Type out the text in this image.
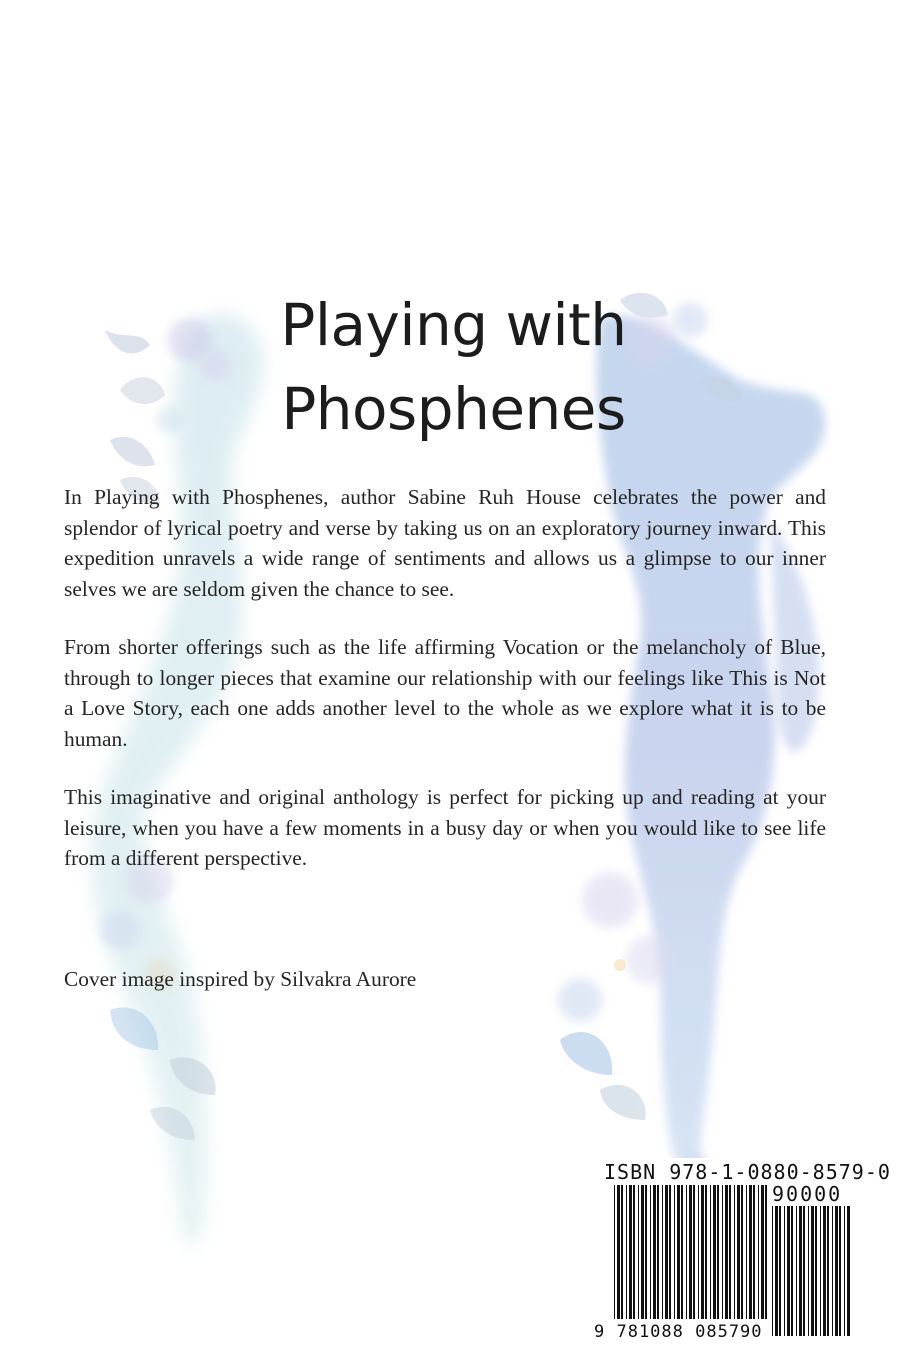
Playing with
Phosphenes

In Playing with Phosphenes, author Sabine Ruh House celebrates the power and splendor of lyrical poetry and verse by taking us on an exploratory journey inward. This expedition unravels a wide range of sentiments and allows us a glimpse to our inner selves we are seldom given the chance to see.

From shorter offerings such as the life affirming Vocation or the melancholy of Blue, through to longer pieces that examine our relationship with our feelings like This is Not a Love Story, each one adds another level to the whole as we explore what it is to be human.

This imaginative and original anthology is perfect for picking up and reading at your leisure, when you have a few moments in a busy day or when you would like to see life from a different perspective.

Cover image inspired by Silvakra Aurore
ISBN 978-1-0880-8579-0
90000
9 781088 085790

+++

Scan the material above for the word "like". Copy each line where it occurs.

From shorter offerings such as the life affirming Vocation or the melancholy of Blue, through to longer pieces that examine our relationship with our feelings like This is Not a Love Story, each one adds another level to the whole as we explore what it is to be human.
This imaginative and original anthology is perfect for picking up and reading at your leisure, when you have a few moments in a busy day or when you would like to see life from a different perspective.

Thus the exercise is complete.